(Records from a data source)
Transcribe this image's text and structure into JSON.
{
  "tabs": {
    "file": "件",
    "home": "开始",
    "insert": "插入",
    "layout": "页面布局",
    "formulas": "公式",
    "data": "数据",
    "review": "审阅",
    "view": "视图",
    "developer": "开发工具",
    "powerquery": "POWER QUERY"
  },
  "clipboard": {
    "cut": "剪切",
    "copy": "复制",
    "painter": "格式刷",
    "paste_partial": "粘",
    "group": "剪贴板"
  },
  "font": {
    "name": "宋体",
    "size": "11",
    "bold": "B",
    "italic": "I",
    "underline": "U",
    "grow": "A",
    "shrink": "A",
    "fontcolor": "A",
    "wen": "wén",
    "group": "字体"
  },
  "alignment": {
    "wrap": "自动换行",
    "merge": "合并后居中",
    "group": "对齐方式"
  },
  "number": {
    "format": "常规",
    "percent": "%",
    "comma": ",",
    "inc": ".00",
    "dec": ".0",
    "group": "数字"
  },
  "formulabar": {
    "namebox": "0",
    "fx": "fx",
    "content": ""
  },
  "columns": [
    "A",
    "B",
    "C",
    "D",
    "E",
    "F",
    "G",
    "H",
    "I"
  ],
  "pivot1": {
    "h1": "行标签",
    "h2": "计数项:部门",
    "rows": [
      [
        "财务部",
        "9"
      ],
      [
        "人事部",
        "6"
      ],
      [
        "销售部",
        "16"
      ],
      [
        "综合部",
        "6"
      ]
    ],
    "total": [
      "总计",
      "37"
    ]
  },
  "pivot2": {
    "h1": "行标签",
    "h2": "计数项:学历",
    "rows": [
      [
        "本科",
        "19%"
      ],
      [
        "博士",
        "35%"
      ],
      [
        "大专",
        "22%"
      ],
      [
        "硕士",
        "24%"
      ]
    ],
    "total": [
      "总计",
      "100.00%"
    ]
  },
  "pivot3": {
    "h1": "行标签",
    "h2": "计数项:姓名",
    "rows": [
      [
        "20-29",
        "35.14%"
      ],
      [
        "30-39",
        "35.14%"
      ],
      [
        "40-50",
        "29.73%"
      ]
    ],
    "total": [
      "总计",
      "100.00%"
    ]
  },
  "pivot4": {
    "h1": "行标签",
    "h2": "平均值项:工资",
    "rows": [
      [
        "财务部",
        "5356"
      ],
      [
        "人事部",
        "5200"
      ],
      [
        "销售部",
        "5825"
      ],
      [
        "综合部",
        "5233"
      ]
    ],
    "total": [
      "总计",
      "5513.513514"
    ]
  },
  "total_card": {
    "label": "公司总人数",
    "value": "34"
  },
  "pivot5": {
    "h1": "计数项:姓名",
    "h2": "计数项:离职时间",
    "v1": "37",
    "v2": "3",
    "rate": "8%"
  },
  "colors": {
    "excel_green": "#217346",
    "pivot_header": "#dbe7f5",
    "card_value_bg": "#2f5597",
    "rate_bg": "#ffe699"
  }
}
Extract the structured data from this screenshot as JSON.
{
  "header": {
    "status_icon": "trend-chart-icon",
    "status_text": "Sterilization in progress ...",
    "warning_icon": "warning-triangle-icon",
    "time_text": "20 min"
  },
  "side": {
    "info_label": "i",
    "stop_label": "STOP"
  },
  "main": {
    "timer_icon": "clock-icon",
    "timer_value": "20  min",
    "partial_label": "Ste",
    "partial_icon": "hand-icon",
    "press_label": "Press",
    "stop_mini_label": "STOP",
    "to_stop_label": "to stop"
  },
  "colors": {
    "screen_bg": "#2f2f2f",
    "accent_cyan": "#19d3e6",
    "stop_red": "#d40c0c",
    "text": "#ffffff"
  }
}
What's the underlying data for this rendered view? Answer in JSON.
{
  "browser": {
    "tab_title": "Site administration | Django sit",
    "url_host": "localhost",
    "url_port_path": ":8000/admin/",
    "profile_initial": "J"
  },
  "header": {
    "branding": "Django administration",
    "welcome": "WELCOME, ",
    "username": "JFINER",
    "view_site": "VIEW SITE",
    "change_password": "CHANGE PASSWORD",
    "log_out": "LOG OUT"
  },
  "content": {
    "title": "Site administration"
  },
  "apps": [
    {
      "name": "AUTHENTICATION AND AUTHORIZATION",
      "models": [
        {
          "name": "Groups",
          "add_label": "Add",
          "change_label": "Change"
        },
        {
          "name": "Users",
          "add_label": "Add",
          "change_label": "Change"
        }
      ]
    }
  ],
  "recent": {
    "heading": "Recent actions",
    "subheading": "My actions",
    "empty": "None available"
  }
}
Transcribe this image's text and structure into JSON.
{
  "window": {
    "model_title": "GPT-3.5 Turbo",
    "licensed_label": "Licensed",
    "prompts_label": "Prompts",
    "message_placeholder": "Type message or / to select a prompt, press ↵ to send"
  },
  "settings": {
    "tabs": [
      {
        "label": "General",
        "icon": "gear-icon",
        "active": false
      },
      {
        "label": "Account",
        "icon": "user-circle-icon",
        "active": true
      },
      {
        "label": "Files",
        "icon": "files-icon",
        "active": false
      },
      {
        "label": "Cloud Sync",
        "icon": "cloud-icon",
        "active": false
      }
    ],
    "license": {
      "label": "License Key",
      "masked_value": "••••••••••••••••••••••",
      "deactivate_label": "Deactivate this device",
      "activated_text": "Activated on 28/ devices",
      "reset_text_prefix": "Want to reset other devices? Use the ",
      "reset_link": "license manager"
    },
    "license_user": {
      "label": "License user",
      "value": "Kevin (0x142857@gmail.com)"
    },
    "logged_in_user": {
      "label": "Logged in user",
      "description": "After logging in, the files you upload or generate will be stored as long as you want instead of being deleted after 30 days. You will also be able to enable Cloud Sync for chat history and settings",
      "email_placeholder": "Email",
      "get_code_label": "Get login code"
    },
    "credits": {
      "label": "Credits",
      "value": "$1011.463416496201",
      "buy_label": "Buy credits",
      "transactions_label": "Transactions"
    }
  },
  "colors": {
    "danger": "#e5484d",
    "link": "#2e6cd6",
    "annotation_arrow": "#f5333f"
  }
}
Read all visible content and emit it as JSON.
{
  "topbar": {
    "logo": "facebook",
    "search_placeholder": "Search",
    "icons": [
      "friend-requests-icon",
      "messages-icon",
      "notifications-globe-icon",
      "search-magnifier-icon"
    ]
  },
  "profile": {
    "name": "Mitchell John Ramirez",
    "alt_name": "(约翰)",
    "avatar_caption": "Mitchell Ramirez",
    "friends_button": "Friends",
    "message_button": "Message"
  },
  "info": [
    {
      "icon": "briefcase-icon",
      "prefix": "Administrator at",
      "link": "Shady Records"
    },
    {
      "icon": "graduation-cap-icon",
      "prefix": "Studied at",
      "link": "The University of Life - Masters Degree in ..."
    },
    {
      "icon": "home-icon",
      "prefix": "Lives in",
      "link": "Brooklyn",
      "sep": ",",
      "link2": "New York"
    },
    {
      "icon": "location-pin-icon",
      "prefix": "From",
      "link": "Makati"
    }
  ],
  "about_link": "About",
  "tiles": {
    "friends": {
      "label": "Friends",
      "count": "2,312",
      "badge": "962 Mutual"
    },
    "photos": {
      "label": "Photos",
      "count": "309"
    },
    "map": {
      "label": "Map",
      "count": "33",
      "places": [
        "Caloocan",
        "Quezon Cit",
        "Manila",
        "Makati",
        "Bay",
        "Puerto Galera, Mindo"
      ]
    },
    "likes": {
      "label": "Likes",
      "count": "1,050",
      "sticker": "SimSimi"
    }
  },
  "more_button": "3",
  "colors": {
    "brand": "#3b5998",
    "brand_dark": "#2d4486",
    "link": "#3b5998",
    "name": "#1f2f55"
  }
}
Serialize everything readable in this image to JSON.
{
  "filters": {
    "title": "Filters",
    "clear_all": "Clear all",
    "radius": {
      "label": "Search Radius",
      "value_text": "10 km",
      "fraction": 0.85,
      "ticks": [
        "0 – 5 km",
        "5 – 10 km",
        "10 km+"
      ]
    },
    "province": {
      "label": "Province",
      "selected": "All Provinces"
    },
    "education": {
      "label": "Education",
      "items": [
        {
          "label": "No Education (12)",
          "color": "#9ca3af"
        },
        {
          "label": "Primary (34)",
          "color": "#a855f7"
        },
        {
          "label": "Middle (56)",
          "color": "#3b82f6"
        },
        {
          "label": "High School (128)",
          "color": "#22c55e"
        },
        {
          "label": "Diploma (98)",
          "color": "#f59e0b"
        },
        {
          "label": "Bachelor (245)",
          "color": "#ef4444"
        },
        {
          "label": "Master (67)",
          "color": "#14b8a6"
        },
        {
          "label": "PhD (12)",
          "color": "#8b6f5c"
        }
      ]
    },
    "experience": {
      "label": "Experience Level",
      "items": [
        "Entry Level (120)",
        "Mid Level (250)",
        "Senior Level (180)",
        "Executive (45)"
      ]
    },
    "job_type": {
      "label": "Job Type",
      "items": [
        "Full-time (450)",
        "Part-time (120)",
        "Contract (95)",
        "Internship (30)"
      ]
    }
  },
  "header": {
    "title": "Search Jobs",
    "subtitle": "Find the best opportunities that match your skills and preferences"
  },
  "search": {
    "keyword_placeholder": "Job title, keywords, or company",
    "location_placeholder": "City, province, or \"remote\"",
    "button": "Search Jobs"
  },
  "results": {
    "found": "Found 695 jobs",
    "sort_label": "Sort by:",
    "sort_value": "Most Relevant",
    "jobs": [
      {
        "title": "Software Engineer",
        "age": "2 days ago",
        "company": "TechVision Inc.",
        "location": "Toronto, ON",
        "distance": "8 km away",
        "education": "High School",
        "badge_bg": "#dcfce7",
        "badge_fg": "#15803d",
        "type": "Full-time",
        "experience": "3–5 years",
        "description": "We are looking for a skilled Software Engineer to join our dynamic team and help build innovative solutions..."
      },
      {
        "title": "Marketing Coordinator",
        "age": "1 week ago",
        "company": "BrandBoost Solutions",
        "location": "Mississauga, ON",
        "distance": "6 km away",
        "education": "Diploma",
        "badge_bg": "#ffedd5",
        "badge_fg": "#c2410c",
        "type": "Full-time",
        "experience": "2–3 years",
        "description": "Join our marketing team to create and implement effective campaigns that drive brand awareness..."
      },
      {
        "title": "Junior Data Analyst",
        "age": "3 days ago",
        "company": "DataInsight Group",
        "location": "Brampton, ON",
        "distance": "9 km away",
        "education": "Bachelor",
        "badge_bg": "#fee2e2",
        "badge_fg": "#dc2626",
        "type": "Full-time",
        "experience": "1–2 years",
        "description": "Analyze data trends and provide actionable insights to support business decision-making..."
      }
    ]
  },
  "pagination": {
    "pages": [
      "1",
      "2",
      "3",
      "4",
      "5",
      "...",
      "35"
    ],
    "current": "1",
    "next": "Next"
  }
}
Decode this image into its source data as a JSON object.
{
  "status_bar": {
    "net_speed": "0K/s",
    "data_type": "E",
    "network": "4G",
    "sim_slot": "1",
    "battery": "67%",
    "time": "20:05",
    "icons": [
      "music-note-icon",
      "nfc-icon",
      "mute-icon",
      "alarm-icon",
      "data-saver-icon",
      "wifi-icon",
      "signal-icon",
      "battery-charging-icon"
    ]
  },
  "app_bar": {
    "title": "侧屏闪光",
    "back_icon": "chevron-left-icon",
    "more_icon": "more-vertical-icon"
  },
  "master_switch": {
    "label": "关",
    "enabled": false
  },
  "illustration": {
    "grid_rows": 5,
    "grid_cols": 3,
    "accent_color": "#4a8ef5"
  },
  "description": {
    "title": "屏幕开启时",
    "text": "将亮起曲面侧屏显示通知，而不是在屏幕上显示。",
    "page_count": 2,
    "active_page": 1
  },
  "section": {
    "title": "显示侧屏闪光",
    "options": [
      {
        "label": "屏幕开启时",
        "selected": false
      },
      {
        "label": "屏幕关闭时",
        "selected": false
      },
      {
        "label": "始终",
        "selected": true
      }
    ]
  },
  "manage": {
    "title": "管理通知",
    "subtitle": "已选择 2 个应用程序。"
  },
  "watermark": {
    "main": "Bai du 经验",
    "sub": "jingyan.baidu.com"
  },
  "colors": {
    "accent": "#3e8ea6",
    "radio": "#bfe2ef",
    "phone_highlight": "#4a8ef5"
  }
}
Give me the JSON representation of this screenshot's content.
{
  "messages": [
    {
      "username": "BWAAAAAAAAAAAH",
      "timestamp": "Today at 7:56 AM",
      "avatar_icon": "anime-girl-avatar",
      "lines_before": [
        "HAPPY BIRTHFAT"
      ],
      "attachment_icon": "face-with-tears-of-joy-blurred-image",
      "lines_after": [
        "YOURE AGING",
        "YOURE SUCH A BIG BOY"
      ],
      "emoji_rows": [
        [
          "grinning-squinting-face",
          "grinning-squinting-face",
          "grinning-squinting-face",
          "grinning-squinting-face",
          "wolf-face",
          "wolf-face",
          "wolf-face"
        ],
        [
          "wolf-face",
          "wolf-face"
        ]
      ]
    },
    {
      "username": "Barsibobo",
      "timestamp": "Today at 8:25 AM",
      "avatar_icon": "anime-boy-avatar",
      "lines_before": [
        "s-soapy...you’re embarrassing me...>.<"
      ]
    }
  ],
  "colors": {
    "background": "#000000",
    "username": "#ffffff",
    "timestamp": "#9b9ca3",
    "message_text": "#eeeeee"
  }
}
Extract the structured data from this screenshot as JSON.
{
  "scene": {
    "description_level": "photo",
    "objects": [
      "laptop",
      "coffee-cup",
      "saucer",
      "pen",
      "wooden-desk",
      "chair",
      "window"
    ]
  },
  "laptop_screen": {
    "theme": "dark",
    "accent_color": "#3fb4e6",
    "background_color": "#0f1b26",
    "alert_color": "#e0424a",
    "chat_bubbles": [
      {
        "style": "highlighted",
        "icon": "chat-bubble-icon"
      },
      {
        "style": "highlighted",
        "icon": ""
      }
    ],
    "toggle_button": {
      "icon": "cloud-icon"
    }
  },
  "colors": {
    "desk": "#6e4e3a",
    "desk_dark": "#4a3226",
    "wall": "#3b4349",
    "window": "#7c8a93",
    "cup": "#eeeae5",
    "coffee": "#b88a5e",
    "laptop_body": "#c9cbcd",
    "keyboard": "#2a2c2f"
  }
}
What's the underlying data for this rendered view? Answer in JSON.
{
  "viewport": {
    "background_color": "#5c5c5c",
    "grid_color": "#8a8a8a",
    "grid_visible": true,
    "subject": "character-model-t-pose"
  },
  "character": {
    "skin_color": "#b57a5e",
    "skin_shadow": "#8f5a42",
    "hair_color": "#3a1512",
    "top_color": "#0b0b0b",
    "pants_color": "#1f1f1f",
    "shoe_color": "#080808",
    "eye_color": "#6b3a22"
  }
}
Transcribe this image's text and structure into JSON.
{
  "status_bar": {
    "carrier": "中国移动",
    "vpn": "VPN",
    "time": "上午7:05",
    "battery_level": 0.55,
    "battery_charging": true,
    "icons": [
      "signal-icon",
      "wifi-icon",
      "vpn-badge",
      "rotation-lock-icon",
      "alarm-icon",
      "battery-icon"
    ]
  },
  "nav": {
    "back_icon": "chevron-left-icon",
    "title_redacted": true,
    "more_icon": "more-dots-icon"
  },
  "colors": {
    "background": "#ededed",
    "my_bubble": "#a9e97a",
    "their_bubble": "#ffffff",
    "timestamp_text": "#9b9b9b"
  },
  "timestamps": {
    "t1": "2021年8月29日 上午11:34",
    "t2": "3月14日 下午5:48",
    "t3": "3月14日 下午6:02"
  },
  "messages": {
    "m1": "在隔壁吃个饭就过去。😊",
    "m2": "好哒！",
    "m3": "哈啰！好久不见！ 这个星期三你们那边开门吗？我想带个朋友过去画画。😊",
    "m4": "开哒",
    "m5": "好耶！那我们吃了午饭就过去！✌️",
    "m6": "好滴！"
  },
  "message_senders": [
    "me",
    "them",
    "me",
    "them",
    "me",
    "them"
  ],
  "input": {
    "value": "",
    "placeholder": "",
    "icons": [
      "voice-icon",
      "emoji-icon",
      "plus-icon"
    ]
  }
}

Given instruction: Reproduce each line from the records that contains the word "days".

Written solution:
      "description": "After logging in, the files you upload or generate will be stored as long as you want instead of being deleted after 30 days. You will also be able to enable Cloud Sync for chat history and settings",
        "age": "2 days ago",
        "age": "3 days ago",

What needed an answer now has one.